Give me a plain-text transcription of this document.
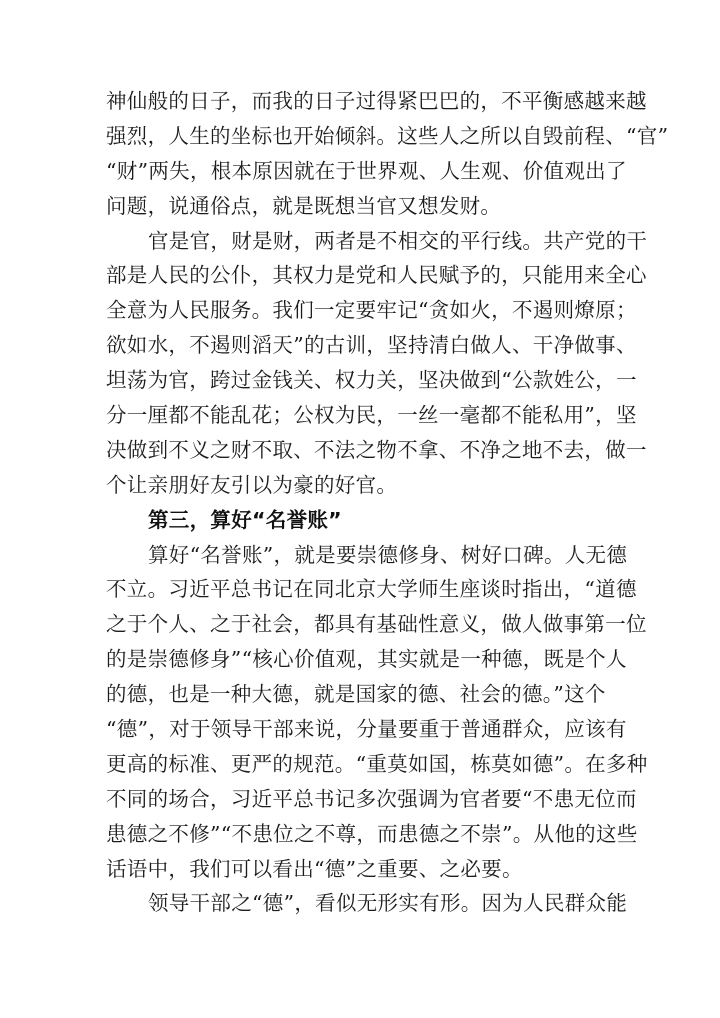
神仙般的日子，而我的日子过得紧巴巴的，不平衡感越来越
强烈，人生的坐标也开始倾斜。这些人之所以自毁前程、“官”
“财”两失，根本原因就在于世界观、人生观、价值观出了
问题，说通俗点，就是既想当官又想发财。
官是官，财是财，两者是不相交的平行线。共产党的干
部是人民的公仆，其权力是党和人民赋予的，只能用来全心
全意为人民服务。我们一定要牢记“贪如火，不遏则燎原；
欲如水，不遏则滔天”的古训，坚持清白做人、干净做事、
坦荡为官，跨过金钱关、权力关，坚决做到“公款姓公，一
分一厘都不能乱花；公权为民，一丝一毫都不能私用”，坚
决做到不义之财不取、不法之物不拿、不净之地不去，做一
个让亲朋好友引以为豪的好官。
第三，算好“名誉账”
算好“名誉账”，就是要崇德修身、树好口碑。人无德
不立。习近平总书记在同北京大学师生座谈时指出，“道德
之于个人、之于社会，都具有基础性意义，做人做事第一位
的是崇德修身”“核心价值观，其实就是一种德，既是个人
的德，也是一种大德，就是国家的德、社会的德。”这个
“德”，对于领导干部来说，分量要重于普通群众，应该有
更高的标准、更严的规范。“重莫如国，栋莫如德”。在多种
不同的场合，习近平总书记多次强调为官者要“不患无位而
患德之不修”“不患位之不尊，而患德之不崇”。从他的这些
话语中，我们可以看出“德”之重要、之必要。
领导干部之“德”，看似无形实有形。因为人民群众能
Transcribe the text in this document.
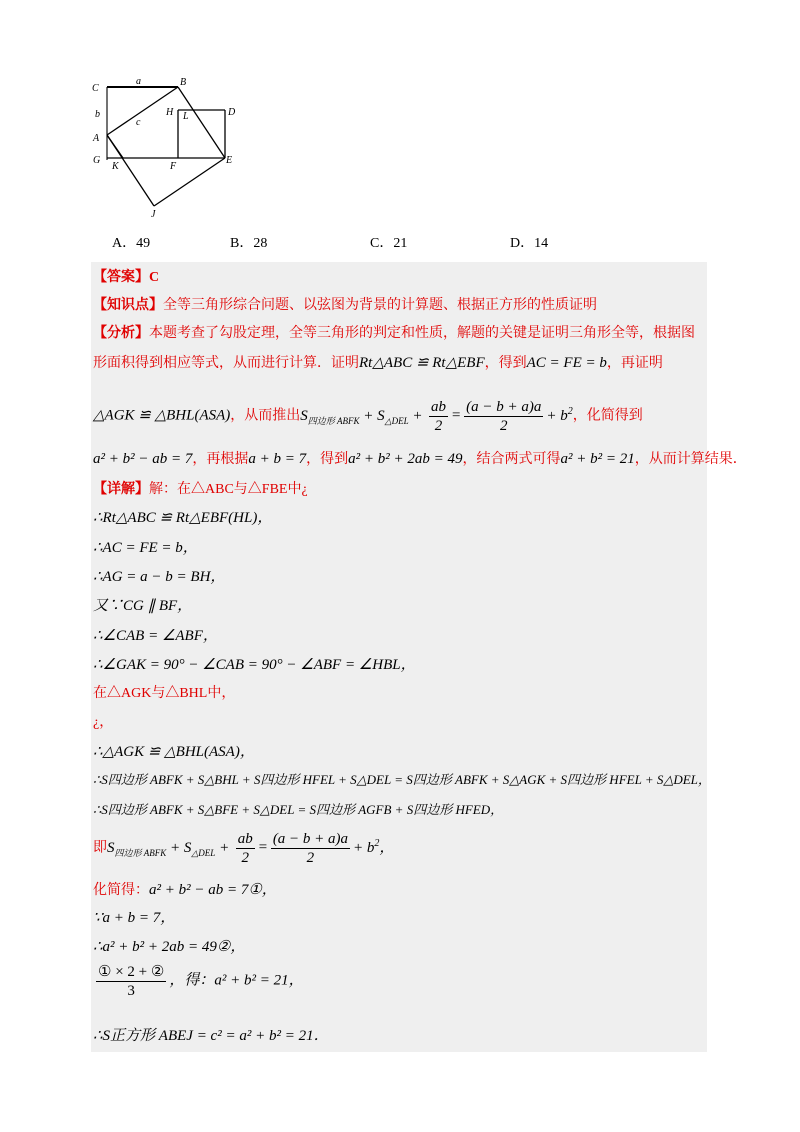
C
a	B
b	H L	D
c
A
G
K	F
E
J
A．49	B．28	C．21	D．14
【答案】C
【知识点】全等三角形综合问题、以弦图为背景的计算题、根据正方形的性质证明
【分析】本题考查了勾股定理，全等三角形的判定和性质，解题的关键是证明三角形全等，根据图
形面积得到相应等式，从而进行计算．证明Rt△ABC ≌ Rt△EBF，得到AC = FE = b，再证明
△AGK ≌ △BHL(ASA)，从而推出$S_{四边形 ABFK} + S_{\triangle DEL} + \frac{ab}{2} = \frac{(a - b + a)a}{2} + b^2$，化简得到
a² + b² − ab = 7，再根据a + b = 7，得到a² + b² + 2ab = 49，结合两式可得a² + b² = 21，从而计算结果．
【详解】解：在△ABC与△FBE中¿
∴Rt△ABC ≌ Rt△EBF(HL)，
∴AC = FE = b，
∴AG = a − b = BH，
又∵CG ∥ BF，
∴∠CAB = ∠ABF，
∴∠GAK = 90° − ∠CAB = 90° − ∠ABF = ∠HBL，
在△AGK与△BHL中，
¿，
∴△AGK ≌ △BHL(ASA)，
∴S四边形 ABFK + S△BHL + S四边形 HFEL + S△DEL = S四边形 ABFK + S△AGK + S四边形 HFEL + S△DEL，
∴S四边形 ABFK + S△BFE + S△DEL = S四边形 AGFB + S四边形 HFED，
即$S_{四边形 ABFK} + S_{\triangle DEL} + \frac{ab}{2} = \frac{(a - b + a)a}{2} + b^2$，
化简得：a² + b² − ab = 7①，
∵a + b = 7，
∴a² + b² + 2ab = 49②，
$\frac{\text{① × 2 + ②}}{3}$ ，得：a² + b² = 21，
∴S正方形 ABEJ = c² = a² + b² = 21．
◆ ◆ ◆
Description of the task: Replicate the material above verbatim; images stay out of the copy.

Response to this exercise:
Give me a plain-text transcription of this document.
神仙般的日子，而我的日子过得紧巴巴的，不平衡感越来越
强烈，人生的坐标也开始倾斜。这些人之所以自毁前程、“官”
“财”两失，根本原因就在于世界观、人生观、价值观出了
问题，说通俗点，就是既想当官又想发财。
官是官，财是财，两者是不相交的平行线。共产党的干
部是人民的公仆，其权力是党和人民赋予的，只能用来全心
全意为人民服务。我们一定要牢记“贪如火，不遏则燎原；
欲如水，不遏则滔天”的古训，坚持清白做人、干净做事、
坦荡为官，跨过金钱关、权力关，坚决做到“公款姓公，一
分一厘都不能乱花；公权为民，一丝一毫都不能私用”，坚
决做到不义之财不取、不法之物不拿、不净之地不去，做一
个让亲朋好友引以为豪的好官。
第三，算好“名誉账”
算好“名誉账”，就是要崇德修身、树好口碑。人无德
不立。习近平总书记在同北京大学师生座谈时指出，“道德
之于个人、之于社会，都具有基础性意义，做人做事第一位
的是崇德修身”“核心价值观，其实就是一种德，既是个人
的德，也是一种大德，就是国家的德、社会的德。”这个
“德”，对于领导干部来说，分量要重于普通群众，应该有
更高的标准、更严的规范。“重莫如国，栋莫如德”。在多种
不同的场合，习近平总书记多次强调为官者要“不患无位而
患德之不修”“不患位之不尊，而患德之不崇”。从他的这些
话语中，我们可以看出“德”之重要、之必要。
领导干部之“德”，看似无形实有形。因为人民群众能
Transcribe the text in this document.
C
a	B
b	H L	D
c
A
G
K	F
E
J
A．49	B．28	C．21	D．14
【答案】C
【知识点】全等三角形综合问题、以弦图为背景的计算题、根据正方形的性质证明
【分析】本题考查了勾股定理，全等三角形的判定和性质，解题的关键是证明三角形全等，根据图
形面积得到相应等式，从而进行计算．证明Rt△ABC ≌ Rt△EBF，得到AC = FE = b，再证明
△AGK ≌ △BHL(ASA)，从而推出$S_{四边形 ABFK} + S_{\triangle DEL} + \frac{ab}{2} = \frac{(a - b + a)a}{2} + b^2$，化简得到
a² + b² − ab = 7，再根据a + b = 7，得到a² + b² + 2ab = 49，结合两式可得a² + b² = 21，从而计算结果．
【详解】解：在△ABC与△FBE中¿
∴Rt△ABC ≌ Rt△EBF(HL)，
∴AC = FE = b，
∴AG = a − b = BH，
又∵CG ∥ BF，
∴∠CAB = ∠ABF，
∴∠GAK = 90° − ∠CAB = 90° − ∠ABF = ∠HBL，
在△AGK与△BHL中，
¿，
∴△AGK ≌ △BHL(ASA)，
∴S四边形 ABFK + S△BHL + S四边形 HFEL + S△DEL = S四边形 ABFK + S△AGK + S四边形 HFEL + S△DEL，
∴S四边形 ABFK + S△BFE + S△DEL = S四边形 AGFB + S四边形 HFED，
即$S_{四边形 ABFK} + S_{\triangle DEL} + \frac{ab}{2} = \frac{(a - b + a)a}{2} + b^2$，
化简得：a² + b² − ab = 7①，
∵a + b = 7，
∴a² + b² + 2ab = 49②，
$\frac{\text{① × 2 + ②}}{3}$ ，得：a² + b² = 21，
∴S正方形 ABEJ = c² = a² + b² = 21．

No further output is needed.